• [Stored entries]
## Start
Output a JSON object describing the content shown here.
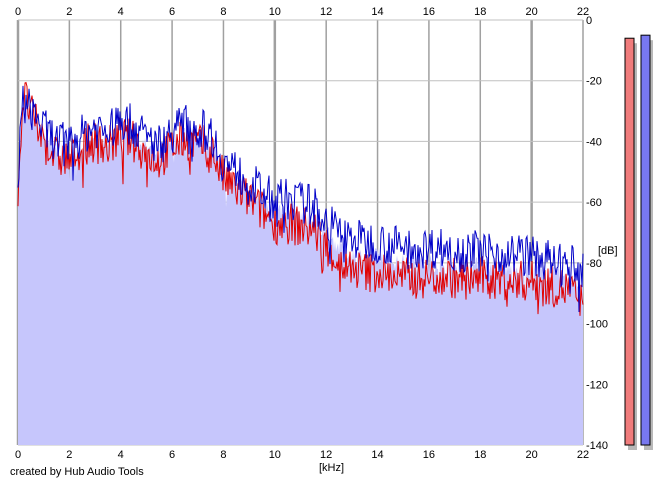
{
  "credit": "created by Hub Audio Tools",
  "chart_data": {
    "type": "area",
    "xlabel": "[kHz]",
    "ylabel": "[dB]",
    "xlim": [
      0,
      22
    ],
    "ylim": [
      -140,
      0
    ],
    "x_ticks": [
      "0",
      "2",
      "4",
      "6",
      "8",
      "10",
      "12",
      "14",
      "16",
      "18",
      "20",
      "22"
    ],
    "y_ticks": [
      "0",
      "-20",
      "-40",
      "-60",
      "-80",
      "-100",
      "-120",
      "-140"
    ],
    "grid": true,
    "colors": {
      "fill": "#c6c6fc",
      "left": "#e00000",
      "right": "#0000c8"
    },
    "envelope": {
      "x": [
        0,
        0.2,
        0.4,
        0.6,
        0.8,
        1,
        1.5,
        2,
        2.5,
        3,
        3.5,
        4,
        4.5,
        5,
        5.5,
        6,
        6.5,
        7,
        7.5,
        8,
        8.5,
        9,
        9.5,
        10,
        10.5,
        11,
        11.5,
        12,
        12.5,
        13,
        13.5,
        14,
        14.5,
        15,
        15.5,
        16,
        16.5,
        17,
        17.5,
        18,
        18.5,
        19,
        19.5,
        20,
        20.5,
        21,
        21.5,
        22
      ],
      "y": [
        -52,
        -28,
        -30,
        -32,
        -35,
        -38,
        -43,
        -44,
        -41,
        -38,
        -40,
        -36,
        -38,
        -42,
        -44,
        -40,
        -37,
        -39,
        -40,
        -50,
        -53,
        -56,
        -60,
        -63,
        -63,
        -64,
        -65,
        -70,
        -75,
        -77,
        -78,
        -78,
        -79,
        -80,
        -80,
        -80,
        -80,
        -81,
        -81,
        -81,
        -81,
        -82,
        -82,
        -82,
        -83,
        -84,
        -85,
        -86
      ]
    },
    "series": [
      {
        "channel": "left",
        "x": [
          0,
          0.2,
          0.4,
          0.6,
          0.8,
          1,
          1.5,
          2,
          2.5,
          3,
          3.5,
          4,
          4.5,
          5,
          5.5,
          6,
          6.5,
          7,
          7.5,
          8,
          8.5,
          9,
          9.5,
          10,
          10.5,
          11,
          11.5,
          12,
          12.5,
          13,
          13.5,
          14,
          14.5,
          15,
          15.5,
          16,
          16.5,
          17,
          17.5,
          18,
          18.5,
          19,
          19.5,
          20,
          20.5,
          21,
          21.5,
          22
        ],
        "y": [
          -55,
          -25,
          -28,
          -33,
          -36,
          -40,
          -45,
          -46,
          -42,
          -40,
          -42,
          -38,
          -40,
          -44,
          -46,
          -42,
          -39,
          -41,
          -42,
          -52,
          -56,
          -59,
          -63,
          -67,
          -67,
          -68,
          -69,
          -74,
          -80,
          -82,
          -83,
          -83,
          -84,
          -85,
          -85,
          -85,
          -84,
          -85,
          -85,
          -85,
          -85,
          -86,
          -86,
          -86,
          -87,
          -88,
          -89,
          -94
        ]
      },
      {
        "channel": "right",
        "x": [
          0,
          0.2,
          0.4,
          0.6,
          0.8,
          1,
          1.5,
          2,
          2.5,
          3,
          3.5,
          4,
          4.5,
          5,
          5.5,
          6,
          6.5,
          7,
          7.5,
          8,
          8.5,
          9,
          9.5,
          10,
          10.5,
          11,
          11.5,
          12,
          12.5,
          13,
          13.5,
          14,
          14.5,
          15,
          15.5,
          16,
          16.5,
          17,
          17.5,
          18,
          18.5,
          19,
          19.5,
          20,
          20.5,
          21,
          21.5,
          22
        ],
        "y": [
          -50,
          -27,
          -29,
          -30,
          -33,
          -36,
          -40,
          -41,
          -38,
          -35,
          -37,
          -33,
          -35,
          -39,
          -41,
          -37,
          -34,
          -36,
          -37,
          -47,
          -50,
          -53,
          -57,
          -59,
          -59,
          -60,
          -61,
          -66,
          -70,
          -72,
          -73,
          -73,
          -74,
          -75,
          -75,
          -75,
          -75,
          -76,
          -76,
          -76,
          -76,
          -77,
          -77,
          -78,
          -79,
          -80,
          -81,
          -82
        ]
      }
    ],
    "level_meters": [
      {
        "channel": "left",
        "color": "#f07c7c",
        "level_db": -6
      },
      {
        "channel": "right",
        "color": "#7878f0",
        "level_db": -5
      }
    ]
  }
}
## End
Repeat verbatim all the material, but not the pictures.

• [EXERCISE SOLUTION]
Output a JSON object describing the content shown here.
{
  "credit": "created by Hub Audio Tools",
  "chart_data": {
    "type": "area",
    "xlabel": "[kHz]",
    "ylabel": "[dB]",
    "xlim": [
      0,
      22
    ],
    "ylim": [
      -140,
      0
    ],
    "x_ticks": [
      "0",
      "2",
      "4",
      "6",
      "8",
      "10",
      "12",
      "14",
      "16",
      "18",
      "20",
      "22"
    ],
    "y_ticks": [
      "0",
      "-20",
      "-40",
      "-60",
      "-80",
      "-100",
      "-120",
      "-140"
    ],
    "grid": true,
    "colors": {
      "fill": "#c6c6fc",
      "left": "#e00000",
      "right": "#0000c8"
    },
    "envelope": {
      "x": [
        0,
        0.2,
        0.4,
        0.6,
        0.8,
        1,
        1.5,
        2,
        2.5,
        3,
        3.5,
        4,
        4.5,
        5,
        5.5,
        6,
        6.5,
        7,
        7.5,
        8,
        8.5,
        9,
        9.5,
        10,
        10.5,
        11,
        11.5,
        12,
        12.5,
        13,
        13.5,
        14,
        14.5,
        15,
        15.5,
        16,
        16.5,
        17,
        17.5,
        18,
        18.5,
        19,
        19.5,
        20,
        20.5,
        21,
        21.5,
        22
      ],
      "y": [
        -52,
        -28,
        -30,
        -32,
        -35,
        -38,
        -43,
        -44,
        -41,
        -38,
        -40,
        -36,
        -38,
        -42,
        -44,
        -40,
        -37,
        -39,
        -40,
        -50,
        -53,
        -56,
        -60,
        -63,
        -63,
        -64,
        -65,
        -70,
        -75,
        -77,
        -78,
        -78,
        -79,
        -80,
        -80,
        -80,
        -80,
        -81,
        -81,
        -81,
        -81,
        -82,
        -82,
        -82,
        -83,
        -84,
        -85,
        -86
      ]
    },
    "series": [
      {
        "channel": "left",
        "x": [
          0,
          0.2,
          0.4,
          0.6,
          0.8,
          1,
          1.5,
          2,
          2.5,
          3,
          3.5,
          4,
          4.5,
          5,
          5.5,
          6,
          6.5,
          7,
          7.5,
          8,
          8.5,
          9,
          9.5,
          10,
          10.5,
          11,
          11.5,
          12,
          12.5,
          13,
          13.5,
          14,
          14.5,
          15,
          15.5,
          16,
          16.5,
          17,
          17.5,
          18,
          18.5,
          19,
          19.5,
          20,
          20.5,
          21,
          21.5,
          22
        ],
        "y": [
          -55,
          -25,
          -28,
          -33,
          -36,
          -40,
          -45,
          -46,
          -42,
          -40,
          -42,
          -38,
          -40,
          -44,
          -46,
          -42,
          -39,
          -41,
          -42,
          -52,
          -56,
          -59,
          -63,
          -67,
          -67,
          -68,
          -69,
          -74,
          -80,
          -82,
          -83,
          -83,
          -84,
          -85,
          -85,
          -85,
          -84,
          -85,
          -85,
          -85,
          -85,
          -86,
          -86,
          -86,
          -87,
          -88,
          -89,
          -94
        ]
      },
      {
        "channel": "right",
        "x": [
          0,
          0.2,
          0.4,
          0.6,
          0.8,
          1,
          1.5,
          2,
          2.5,
          3,
          3.5,
          4,
          4.5,
          5,
          5.5,
          6,
          6.5,
          7,
          7.5,
          8,
          8.5,
          9,
          9.5,
          10,
          10.5,
          11,
          11.5,
          12,
          12.5,
          13,
          13.5,
          14,
          14.5,
          15,
          15.5,
          16,
          16.5,
          17,
          17.5,
          18,
          18.5,
          19,
          19.5,
          20,
          20.5,
          21,
          21.5,
          22
        ],
        "y": [
          -50,
          -27,
          -29,
          -30,
          -33,
          -36,
          -40,
          -41,
          -38,
          -35,
          -37,
          -33,
          -35,
          -39,
          -41,
          -37,
          -34,
          -36,
          -37,
          -47,
          -50,
          -53,
          -57,
          -59,
          -59,
          -60,
          -61,
          -66,
          -70,
          -72,
          -73,
          -73,
          -74,
          -75,
          -75,
          -75,
          -75,
          -76,
          -76,
          -76,
          -76,
          -77,
          -77,
          -78,
          -79,
          -80,
          -81,
          -82
        ]
      }
    ],
    "level_meters": [
      {
        "channel": "left",
        "color": "#f07c7c",
        "level_db": -6
      },
      {
        "channel": "right",
        "color": "#7878f0",
        "level_db": -5
      }
    ]
  }
}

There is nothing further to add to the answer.